What is expected
Copy each of the entries below word for word, keeping every line.
-- Begin Dataset content --
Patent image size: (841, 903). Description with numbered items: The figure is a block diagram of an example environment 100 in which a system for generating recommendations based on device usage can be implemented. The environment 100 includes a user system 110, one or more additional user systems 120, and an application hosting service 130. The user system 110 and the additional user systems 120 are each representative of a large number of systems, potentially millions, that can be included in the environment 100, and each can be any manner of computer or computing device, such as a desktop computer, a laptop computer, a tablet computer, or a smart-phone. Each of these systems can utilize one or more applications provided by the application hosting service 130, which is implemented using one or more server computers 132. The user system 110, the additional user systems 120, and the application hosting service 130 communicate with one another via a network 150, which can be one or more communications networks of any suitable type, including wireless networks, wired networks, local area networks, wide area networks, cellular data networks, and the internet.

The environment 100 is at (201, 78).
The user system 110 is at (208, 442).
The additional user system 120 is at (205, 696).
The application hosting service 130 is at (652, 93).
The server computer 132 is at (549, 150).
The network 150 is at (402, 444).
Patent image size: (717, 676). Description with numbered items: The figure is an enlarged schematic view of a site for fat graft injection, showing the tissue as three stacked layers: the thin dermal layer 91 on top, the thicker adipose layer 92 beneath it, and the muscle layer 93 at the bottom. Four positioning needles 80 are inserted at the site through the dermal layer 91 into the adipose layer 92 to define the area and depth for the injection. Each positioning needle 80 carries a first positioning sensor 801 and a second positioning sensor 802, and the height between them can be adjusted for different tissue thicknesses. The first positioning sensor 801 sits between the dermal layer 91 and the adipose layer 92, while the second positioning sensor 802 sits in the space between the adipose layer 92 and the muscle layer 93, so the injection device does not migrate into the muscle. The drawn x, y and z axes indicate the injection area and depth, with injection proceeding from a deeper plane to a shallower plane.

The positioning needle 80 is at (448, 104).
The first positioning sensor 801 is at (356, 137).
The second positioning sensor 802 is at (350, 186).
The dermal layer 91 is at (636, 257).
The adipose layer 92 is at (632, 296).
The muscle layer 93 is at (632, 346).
-- End Dataset content --
Solution for this problem
Patent image size: (841, 903). Description with numbered items: The figure is a block diagram of an example environment 100 in which a system for generating recommendations based on device usage can be implemented. The environment 100 includes a user system 110, one or more additional user systems 120, and an application hosting service 130. The user system 110 and the additional user systems 120 are each representative of a large number of systems, potentially millions, that can be included in the environment 100, and each can be any manner of computer or computing device, such as a desktop computer, a laptop computer, a tablet computer, or a smart-phone. Each of these systems can utilize one or more applications provided by the application hosting service 130, which is implemented using one or more server computers 132. The user system 110, the additional user systems 120, and the application hosting service 130 communicate with one another via a network 150, which can be one or more communications networks of any suitable type, including wireless networks, wired networks, local area networks, wide area networks, cellular data networks, and the internet.

The environment 100 is at (201, 78).
The user system 110 is at (208, 442).
The additional user system 120 is at (205, 696).
The application hosting service 130 is at (652, 93).
The server computer 132 is at (549, 150).
The network 150 is at (402, 444).
Patent image size: (717, 676). Description with numbered items: The figure is an enlarged schematic view of a site for fat graft injection, showing the tissue as three stacked layers: the thin dermal layer 91 on top, the thicker adipose layer 92 beneath it, and the muscle layer 93 at the bottom. Four positioning needles 80 are inserted at the site through the dermal layer 91 into the adipose layer 92 to define the area and depth for the injection. Each positioning needle 80 carries a first positioning sensor 801 and a second positioning sensor 802, and the height between them can be adjusted for different tissue thicknesses. The first positioning sensor 801 sits between the dermal layer 91 and the adipose layer 92, while the second positioning sensor 802 sits in the space between the adipose layer 92 and the muscle layer 93, so the injection device does not migrate into the muscle. The drawn x, y and z axes indicate the injection area and depth, with injection proceeding from a deeper plane to a shallower plane.

The positioning needle 80 is at (448, 104).
The first positioning sensor 801 is at (356, 137).
The second positioning sensor 802 is at (350, 186).
The dermal layer 91 is at (636, 257).
The adipose layer 92 is at (632, 296).
The muscle layer 93 is at (632, 346).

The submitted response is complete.